• EXTRACTED INFORMATION

────────────────

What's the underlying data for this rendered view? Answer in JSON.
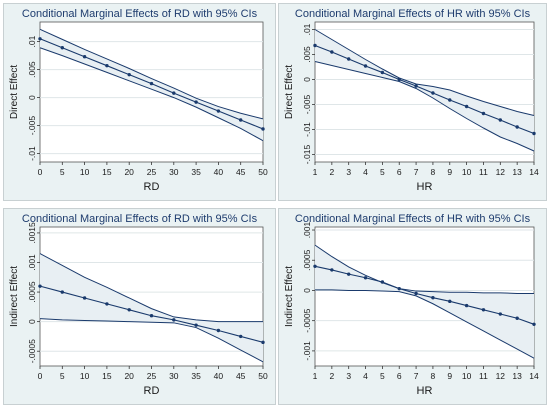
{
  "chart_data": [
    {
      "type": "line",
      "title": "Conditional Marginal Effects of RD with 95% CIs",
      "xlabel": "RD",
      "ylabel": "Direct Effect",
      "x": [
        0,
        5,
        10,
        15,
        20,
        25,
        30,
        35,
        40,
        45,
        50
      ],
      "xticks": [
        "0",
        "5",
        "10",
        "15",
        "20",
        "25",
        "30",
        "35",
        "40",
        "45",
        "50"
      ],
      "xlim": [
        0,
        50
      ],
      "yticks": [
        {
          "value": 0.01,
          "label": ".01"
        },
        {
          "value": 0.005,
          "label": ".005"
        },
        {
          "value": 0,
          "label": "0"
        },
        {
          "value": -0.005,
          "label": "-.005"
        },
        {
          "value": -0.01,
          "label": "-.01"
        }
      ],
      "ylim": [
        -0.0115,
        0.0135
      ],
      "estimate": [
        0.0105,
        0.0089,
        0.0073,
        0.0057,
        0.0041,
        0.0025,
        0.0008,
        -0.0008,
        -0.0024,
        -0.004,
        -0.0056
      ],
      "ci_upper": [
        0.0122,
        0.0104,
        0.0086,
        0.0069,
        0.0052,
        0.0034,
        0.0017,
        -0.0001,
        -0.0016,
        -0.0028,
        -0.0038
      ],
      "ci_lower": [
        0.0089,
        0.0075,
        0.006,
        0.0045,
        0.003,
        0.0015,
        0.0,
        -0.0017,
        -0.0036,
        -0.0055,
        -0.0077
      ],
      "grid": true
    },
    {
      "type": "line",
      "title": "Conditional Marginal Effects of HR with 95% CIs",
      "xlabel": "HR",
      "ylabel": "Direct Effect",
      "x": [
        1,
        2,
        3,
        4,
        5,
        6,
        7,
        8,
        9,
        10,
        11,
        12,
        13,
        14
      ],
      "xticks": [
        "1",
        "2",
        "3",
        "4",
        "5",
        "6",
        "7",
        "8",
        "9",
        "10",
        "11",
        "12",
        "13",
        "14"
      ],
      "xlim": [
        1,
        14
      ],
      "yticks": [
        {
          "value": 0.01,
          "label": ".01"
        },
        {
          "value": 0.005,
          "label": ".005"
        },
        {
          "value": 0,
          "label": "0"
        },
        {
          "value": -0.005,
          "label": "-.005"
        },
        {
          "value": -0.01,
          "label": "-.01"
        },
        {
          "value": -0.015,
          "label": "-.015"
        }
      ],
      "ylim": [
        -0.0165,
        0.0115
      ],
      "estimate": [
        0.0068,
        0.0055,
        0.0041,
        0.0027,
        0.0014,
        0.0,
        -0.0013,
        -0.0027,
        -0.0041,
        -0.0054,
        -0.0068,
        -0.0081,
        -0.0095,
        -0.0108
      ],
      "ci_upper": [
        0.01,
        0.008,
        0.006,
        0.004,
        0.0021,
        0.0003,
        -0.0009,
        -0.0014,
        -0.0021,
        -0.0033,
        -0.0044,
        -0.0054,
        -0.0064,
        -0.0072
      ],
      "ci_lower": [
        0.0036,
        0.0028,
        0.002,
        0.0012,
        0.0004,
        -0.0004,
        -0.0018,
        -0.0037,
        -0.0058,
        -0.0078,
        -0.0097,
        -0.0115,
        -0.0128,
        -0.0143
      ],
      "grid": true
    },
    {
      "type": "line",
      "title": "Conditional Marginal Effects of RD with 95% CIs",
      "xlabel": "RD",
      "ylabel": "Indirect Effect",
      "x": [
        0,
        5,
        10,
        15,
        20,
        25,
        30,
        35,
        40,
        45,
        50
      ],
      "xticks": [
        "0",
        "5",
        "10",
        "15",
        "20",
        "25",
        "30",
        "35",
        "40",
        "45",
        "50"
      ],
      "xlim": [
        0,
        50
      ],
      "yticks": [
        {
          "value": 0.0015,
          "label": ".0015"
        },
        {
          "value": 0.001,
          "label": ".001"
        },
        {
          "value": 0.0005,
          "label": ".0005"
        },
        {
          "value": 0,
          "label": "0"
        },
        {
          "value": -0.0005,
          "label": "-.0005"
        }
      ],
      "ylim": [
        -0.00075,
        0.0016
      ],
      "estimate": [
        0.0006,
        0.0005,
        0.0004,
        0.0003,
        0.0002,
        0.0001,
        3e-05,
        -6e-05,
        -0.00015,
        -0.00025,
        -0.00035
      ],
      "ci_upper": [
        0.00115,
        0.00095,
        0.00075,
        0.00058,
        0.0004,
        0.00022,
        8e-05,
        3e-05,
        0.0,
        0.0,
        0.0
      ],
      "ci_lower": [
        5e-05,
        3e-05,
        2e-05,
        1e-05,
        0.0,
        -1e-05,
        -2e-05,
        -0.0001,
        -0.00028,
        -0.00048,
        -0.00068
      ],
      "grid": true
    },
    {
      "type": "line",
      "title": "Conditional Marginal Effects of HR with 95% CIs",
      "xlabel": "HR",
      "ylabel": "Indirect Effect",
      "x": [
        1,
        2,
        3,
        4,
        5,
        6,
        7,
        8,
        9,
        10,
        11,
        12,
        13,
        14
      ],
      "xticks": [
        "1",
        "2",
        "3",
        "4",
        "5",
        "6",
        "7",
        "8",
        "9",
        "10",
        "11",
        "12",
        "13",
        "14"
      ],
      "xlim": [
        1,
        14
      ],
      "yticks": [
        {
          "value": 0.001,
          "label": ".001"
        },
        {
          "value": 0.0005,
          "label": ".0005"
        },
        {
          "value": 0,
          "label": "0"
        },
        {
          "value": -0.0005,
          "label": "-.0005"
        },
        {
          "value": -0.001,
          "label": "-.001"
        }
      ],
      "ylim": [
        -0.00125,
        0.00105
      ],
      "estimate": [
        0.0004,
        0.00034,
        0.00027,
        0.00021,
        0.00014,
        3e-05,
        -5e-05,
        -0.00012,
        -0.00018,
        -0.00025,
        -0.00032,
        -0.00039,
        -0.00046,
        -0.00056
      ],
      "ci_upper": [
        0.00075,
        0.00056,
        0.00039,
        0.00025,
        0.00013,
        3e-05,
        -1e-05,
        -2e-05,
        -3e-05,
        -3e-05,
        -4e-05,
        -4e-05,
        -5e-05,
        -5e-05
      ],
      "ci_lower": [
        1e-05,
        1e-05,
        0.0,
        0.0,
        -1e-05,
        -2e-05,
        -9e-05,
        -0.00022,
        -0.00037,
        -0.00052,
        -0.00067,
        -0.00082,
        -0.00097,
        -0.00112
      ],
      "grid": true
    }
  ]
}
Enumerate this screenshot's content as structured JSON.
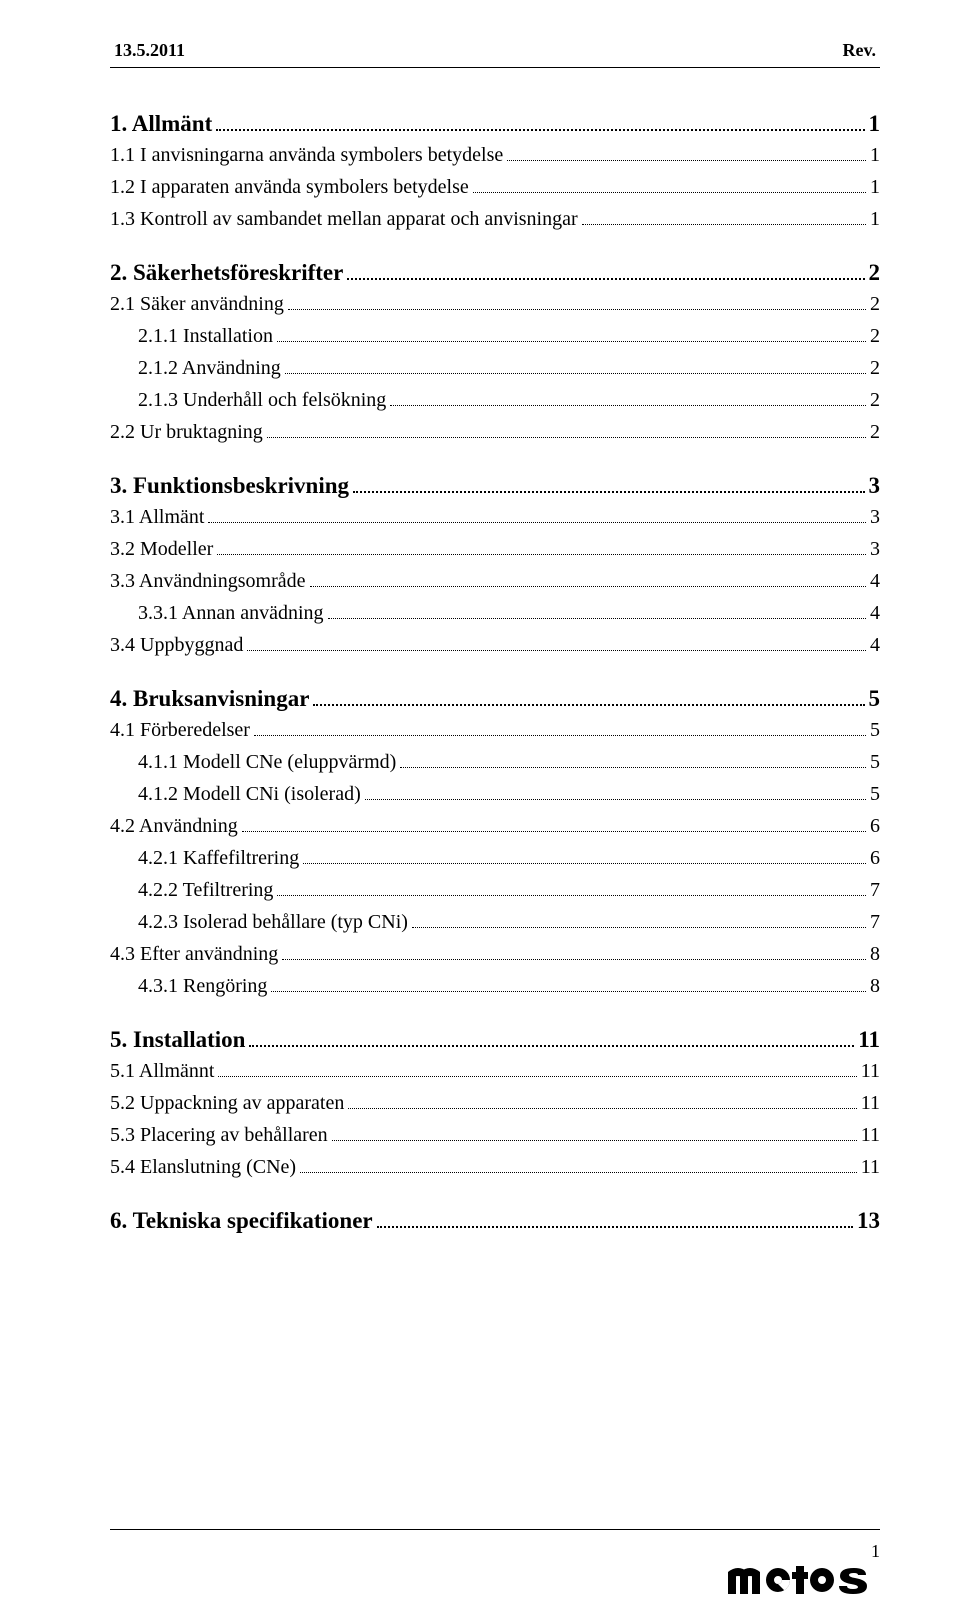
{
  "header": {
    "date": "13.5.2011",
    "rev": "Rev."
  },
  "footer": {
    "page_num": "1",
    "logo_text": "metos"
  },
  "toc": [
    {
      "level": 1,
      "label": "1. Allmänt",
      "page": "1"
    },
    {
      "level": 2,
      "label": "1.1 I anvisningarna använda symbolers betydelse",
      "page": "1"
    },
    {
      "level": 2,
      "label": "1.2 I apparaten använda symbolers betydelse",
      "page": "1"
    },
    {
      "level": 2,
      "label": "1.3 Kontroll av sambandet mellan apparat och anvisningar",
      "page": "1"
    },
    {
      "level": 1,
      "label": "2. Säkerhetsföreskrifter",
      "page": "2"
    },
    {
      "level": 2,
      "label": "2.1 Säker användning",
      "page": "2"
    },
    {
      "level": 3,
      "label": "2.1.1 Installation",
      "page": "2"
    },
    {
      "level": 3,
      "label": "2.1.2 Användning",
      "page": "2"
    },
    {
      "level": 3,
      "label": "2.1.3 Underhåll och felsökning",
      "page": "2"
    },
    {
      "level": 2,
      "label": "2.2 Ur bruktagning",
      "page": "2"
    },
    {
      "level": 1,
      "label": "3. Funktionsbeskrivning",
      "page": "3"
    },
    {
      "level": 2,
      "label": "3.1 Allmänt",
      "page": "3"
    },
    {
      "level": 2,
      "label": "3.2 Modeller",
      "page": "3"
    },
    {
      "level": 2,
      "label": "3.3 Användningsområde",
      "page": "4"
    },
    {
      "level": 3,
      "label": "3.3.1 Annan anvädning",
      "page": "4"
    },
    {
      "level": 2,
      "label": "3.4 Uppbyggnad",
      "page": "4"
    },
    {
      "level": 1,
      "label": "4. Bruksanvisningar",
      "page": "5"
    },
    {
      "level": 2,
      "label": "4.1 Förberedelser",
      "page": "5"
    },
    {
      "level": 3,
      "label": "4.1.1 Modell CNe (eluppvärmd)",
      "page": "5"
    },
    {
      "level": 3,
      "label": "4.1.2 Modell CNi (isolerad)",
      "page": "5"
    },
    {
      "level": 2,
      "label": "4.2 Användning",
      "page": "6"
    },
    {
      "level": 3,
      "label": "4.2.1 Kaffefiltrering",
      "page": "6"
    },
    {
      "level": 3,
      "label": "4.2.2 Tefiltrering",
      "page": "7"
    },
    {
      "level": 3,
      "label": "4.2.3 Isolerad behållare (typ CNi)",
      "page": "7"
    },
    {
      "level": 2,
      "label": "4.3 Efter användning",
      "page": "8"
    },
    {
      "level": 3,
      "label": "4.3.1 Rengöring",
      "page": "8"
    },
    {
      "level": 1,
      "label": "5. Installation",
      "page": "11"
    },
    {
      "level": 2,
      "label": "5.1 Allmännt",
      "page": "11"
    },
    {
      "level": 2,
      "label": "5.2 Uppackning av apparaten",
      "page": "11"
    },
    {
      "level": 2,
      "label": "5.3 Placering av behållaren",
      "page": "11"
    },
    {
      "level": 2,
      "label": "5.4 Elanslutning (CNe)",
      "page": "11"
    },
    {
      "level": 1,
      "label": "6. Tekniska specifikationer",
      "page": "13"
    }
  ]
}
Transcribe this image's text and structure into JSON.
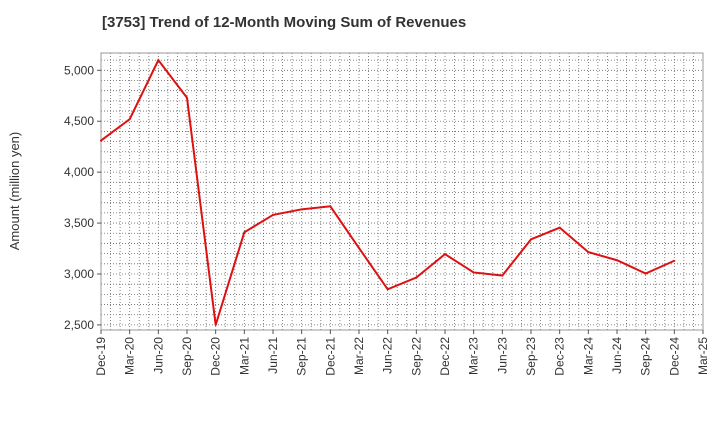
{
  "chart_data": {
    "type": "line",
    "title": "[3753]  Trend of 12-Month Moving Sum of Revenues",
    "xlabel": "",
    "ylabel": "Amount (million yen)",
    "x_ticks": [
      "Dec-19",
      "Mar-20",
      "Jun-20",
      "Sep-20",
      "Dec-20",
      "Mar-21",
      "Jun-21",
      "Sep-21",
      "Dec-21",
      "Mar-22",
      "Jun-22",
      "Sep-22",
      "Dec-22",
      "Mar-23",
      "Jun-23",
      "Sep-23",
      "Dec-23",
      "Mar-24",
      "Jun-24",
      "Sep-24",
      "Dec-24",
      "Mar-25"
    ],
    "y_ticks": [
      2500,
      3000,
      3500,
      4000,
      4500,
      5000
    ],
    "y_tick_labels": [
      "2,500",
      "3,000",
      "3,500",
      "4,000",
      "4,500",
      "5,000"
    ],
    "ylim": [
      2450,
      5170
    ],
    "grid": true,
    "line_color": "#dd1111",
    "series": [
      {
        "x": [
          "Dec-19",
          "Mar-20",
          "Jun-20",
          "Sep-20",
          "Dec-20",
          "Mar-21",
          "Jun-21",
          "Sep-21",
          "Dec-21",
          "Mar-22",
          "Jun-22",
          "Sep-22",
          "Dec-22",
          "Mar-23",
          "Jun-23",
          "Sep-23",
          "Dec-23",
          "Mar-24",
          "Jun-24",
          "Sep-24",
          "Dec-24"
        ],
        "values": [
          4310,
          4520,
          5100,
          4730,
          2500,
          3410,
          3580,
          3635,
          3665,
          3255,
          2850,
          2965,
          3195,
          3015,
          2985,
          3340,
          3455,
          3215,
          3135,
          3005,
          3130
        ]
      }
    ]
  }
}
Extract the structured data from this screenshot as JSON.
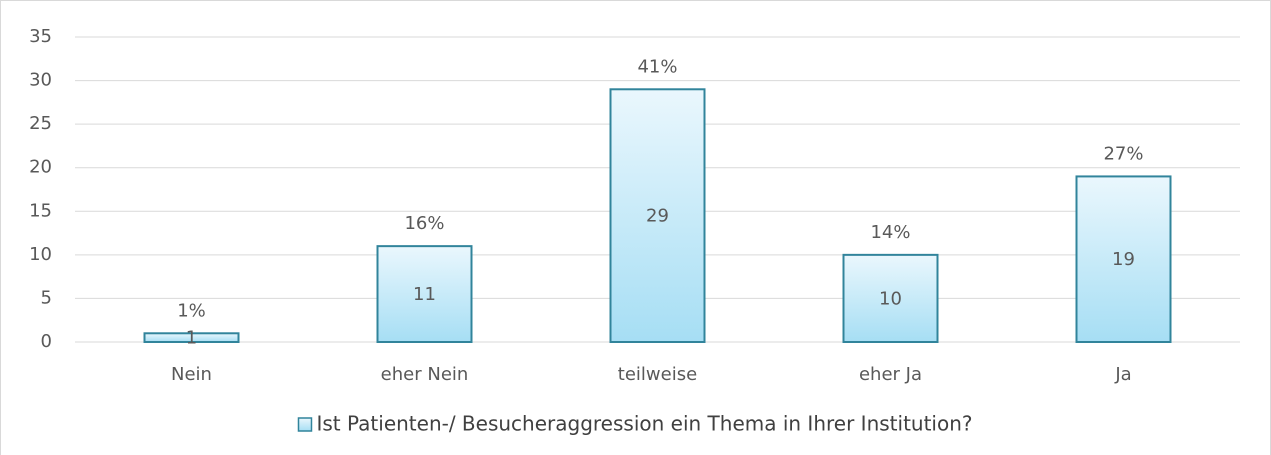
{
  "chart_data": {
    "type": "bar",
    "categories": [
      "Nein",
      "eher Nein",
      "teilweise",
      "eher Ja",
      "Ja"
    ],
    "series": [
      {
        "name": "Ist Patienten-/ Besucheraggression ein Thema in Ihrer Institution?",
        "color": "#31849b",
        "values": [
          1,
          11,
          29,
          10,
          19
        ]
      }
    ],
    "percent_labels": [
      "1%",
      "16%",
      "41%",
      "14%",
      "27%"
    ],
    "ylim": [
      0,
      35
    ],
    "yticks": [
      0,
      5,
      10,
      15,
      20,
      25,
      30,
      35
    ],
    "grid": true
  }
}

────────────────

• EXERCISE REQUIREMENTS
Count the lines above in which the word "symbolers" appears, then state only that count.

• WRITTEN SOLUTION
2